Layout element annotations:
========================

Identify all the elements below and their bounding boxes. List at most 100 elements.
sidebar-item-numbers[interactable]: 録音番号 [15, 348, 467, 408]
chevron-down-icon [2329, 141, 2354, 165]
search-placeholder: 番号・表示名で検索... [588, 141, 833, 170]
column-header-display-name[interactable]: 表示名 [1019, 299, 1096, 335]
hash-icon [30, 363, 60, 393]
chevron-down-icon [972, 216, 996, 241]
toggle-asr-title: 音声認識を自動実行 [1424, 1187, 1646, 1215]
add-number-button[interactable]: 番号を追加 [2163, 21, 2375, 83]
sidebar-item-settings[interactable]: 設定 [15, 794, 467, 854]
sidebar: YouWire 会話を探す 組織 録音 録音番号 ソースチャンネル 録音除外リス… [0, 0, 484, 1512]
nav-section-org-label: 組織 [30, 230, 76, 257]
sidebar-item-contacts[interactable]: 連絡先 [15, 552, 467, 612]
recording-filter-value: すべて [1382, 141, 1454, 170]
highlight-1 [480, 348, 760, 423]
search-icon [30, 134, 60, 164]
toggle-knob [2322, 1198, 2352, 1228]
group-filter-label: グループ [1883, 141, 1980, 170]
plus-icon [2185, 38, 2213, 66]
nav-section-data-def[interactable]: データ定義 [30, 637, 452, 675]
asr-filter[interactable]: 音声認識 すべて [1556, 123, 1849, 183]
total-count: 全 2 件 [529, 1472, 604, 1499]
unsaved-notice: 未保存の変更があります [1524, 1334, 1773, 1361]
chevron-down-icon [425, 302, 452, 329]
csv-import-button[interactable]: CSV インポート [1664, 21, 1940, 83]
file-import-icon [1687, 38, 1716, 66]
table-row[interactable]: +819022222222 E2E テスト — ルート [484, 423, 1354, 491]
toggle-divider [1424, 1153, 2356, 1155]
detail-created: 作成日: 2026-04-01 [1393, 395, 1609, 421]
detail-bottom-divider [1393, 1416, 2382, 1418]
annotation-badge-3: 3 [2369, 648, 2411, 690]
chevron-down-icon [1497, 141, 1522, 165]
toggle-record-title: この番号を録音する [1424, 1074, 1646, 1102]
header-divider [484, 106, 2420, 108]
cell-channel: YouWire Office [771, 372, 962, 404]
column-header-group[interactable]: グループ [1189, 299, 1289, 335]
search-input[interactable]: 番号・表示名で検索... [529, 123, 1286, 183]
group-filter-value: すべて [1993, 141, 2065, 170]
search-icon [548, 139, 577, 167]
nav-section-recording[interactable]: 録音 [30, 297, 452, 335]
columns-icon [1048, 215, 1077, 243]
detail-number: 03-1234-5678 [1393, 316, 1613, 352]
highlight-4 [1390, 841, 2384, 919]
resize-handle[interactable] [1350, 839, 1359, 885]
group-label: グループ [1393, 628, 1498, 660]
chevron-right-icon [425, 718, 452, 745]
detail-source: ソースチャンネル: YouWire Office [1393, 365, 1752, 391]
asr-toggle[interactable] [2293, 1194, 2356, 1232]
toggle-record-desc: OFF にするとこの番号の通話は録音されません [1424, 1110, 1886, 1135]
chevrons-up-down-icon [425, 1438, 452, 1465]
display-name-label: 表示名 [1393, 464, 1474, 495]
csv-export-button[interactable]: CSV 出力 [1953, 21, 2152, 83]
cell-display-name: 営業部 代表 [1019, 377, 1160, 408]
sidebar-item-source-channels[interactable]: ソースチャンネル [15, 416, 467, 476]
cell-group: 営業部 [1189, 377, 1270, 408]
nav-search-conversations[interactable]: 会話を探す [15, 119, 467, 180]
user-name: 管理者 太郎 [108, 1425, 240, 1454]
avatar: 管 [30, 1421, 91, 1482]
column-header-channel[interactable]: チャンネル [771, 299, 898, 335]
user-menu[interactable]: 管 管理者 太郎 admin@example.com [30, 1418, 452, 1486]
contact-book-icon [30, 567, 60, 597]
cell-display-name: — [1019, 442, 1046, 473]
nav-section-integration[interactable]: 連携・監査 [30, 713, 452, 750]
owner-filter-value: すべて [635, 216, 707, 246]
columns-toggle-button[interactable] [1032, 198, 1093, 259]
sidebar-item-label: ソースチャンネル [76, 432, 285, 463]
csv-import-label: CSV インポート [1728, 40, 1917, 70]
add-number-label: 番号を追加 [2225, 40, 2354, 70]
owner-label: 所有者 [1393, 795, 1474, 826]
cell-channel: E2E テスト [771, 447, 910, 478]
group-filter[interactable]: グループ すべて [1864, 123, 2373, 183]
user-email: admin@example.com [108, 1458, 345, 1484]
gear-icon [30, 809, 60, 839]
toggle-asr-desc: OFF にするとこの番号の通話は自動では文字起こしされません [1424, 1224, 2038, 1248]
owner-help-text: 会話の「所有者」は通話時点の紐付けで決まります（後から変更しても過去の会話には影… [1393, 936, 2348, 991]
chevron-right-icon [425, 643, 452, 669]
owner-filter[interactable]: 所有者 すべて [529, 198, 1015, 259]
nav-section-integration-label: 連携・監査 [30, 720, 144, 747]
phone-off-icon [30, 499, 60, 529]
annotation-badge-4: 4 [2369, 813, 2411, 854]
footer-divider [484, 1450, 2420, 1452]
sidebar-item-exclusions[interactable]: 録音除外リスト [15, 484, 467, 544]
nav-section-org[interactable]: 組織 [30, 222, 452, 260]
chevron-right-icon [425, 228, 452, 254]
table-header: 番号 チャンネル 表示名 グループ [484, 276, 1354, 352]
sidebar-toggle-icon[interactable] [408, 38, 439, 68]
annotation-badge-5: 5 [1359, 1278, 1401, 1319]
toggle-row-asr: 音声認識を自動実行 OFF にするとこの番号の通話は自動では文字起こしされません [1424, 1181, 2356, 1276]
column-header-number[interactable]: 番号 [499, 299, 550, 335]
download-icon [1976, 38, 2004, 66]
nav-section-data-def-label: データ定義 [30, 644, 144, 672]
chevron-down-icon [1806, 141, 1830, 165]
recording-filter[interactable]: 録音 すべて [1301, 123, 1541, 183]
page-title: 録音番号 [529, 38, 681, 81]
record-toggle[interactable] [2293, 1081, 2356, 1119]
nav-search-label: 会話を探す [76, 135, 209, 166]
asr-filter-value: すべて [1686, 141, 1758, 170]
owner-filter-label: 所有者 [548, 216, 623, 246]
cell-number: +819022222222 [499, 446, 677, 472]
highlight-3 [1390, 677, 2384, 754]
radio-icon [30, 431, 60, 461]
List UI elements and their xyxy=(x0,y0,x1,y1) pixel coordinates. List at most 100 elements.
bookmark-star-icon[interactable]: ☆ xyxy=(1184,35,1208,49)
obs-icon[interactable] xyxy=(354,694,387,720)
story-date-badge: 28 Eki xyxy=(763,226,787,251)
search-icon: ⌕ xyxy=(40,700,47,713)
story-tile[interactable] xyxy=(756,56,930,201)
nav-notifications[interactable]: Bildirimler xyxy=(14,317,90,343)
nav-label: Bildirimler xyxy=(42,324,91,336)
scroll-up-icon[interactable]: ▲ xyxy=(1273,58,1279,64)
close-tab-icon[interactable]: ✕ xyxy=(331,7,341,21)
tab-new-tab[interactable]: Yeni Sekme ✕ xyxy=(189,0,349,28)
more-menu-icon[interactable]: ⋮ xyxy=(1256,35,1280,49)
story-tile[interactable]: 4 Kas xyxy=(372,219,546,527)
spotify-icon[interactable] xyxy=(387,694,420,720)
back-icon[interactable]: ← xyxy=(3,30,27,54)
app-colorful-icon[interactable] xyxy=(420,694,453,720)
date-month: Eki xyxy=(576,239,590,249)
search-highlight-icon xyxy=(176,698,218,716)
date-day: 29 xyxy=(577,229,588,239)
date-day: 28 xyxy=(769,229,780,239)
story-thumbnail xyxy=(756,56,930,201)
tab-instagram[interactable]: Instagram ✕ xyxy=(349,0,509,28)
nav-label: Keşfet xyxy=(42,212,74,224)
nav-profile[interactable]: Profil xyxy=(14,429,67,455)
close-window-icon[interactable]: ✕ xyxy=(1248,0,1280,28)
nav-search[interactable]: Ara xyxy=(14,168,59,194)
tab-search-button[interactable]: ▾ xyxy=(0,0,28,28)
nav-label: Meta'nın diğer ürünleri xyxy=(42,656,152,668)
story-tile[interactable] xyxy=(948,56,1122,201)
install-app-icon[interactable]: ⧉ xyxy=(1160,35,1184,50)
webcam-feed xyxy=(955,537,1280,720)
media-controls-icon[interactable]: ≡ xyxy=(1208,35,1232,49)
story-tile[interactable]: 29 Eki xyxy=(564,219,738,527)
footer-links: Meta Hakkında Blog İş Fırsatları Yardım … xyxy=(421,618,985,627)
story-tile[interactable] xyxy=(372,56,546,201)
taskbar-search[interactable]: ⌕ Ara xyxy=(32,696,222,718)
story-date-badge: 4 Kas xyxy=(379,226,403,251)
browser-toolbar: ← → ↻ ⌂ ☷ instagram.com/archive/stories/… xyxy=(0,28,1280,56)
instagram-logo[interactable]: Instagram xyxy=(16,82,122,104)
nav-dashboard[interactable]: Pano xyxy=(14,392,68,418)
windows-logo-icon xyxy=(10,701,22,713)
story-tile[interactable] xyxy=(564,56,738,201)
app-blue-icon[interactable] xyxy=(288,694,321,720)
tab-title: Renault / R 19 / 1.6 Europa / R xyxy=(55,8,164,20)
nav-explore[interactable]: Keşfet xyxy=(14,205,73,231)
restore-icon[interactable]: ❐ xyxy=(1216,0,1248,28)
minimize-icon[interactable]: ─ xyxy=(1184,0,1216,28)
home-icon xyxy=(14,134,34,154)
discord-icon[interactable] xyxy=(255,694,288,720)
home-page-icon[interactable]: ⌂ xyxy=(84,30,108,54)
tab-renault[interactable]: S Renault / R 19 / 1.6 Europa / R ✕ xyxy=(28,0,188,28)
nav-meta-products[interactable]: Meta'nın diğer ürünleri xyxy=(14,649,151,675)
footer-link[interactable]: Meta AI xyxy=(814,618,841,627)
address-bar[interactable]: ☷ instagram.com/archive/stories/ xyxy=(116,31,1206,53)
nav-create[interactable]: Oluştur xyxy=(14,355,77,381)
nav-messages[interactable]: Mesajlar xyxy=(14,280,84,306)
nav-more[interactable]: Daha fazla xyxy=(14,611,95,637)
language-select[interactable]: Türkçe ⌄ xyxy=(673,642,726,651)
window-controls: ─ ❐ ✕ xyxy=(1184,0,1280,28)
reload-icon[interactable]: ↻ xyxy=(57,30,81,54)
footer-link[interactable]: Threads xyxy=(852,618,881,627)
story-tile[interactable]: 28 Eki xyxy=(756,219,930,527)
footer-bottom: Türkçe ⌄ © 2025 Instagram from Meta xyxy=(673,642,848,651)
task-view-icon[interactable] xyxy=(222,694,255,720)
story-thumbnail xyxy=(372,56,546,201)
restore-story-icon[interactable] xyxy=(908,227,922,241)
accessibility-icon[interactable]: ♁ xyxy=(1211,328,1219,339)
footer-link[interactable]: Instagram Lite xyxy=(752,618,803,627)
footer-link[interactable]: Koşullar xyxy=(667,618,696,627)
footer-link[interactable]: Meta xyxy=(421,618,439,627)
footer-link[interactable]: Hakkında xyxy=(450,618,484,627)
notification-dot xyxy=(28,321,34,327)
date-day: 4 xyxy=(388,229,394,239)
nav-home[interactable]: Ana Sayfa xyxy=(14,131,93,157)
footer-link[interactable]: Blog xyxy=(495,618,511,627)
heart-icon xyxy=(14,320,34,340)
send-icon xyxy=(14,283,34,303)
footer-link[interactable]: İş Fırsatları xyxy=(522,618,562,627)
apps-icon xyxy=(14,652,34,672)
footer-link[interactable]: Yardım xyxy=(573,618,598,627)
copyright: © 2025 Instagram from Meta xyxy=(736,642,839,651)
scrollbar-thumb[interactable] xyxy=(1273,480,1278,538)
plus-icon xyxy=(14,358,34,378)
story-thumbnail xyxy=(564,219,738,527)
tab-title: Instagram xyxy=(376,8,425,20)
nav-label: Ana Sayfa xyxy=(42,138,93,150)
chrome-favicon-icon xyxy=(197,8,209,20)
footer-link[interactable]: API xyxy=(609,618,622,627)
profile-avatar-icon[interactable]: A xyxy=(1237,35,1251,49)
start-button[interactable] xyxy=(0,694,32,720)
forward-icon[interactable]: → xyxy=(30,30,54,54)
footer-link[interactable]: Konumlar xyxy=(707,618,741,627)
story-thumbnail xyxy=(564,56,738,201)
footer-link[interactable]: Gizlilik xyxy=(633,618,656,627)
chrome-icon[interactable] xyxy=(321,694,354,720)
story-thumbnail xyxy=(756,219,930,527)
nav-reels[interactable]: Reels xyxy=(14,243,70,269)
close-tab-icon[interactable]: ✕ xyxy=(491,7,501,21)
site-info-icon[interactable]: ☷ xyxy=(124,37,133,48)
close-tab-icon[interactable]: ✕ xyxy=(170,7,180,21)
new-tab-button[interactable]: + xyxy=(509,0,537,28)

========================

▶ AIM OF THE TASK
Rewrite the data from its first line through the line with "add-number-button[interactable]: 番号を追加 [2163, 21, 2375, 83]", changing "chevron-down-icon" to "caret-down-icon" and leaving everything else untouched.

▶ SOLUTION FOR THIS TASK
Identify all the elements below and their bounding boxes. List at most 100 elements.
sidebar-item-numbers[interactable]: 録音番号 [15, 348, 467, 408]
caret-down-icon [2329, 141, 2354, 165]
search-placeholder: 番号・表示名で検索... [588, 141, 833, 170]
column-header-display-name[interactable]: 表示名 [1019, 299, 1096, 335]
hash-icon [30, 363, 60, 393]
caret-down-icon [972, 216, 996, 241]
toggle-asr-title: 音声認識を自動実行 [1424, 1187, 1646, 1215]
add-number-button[interactable]: 番号を追加 [2163, 21, 2375, 83]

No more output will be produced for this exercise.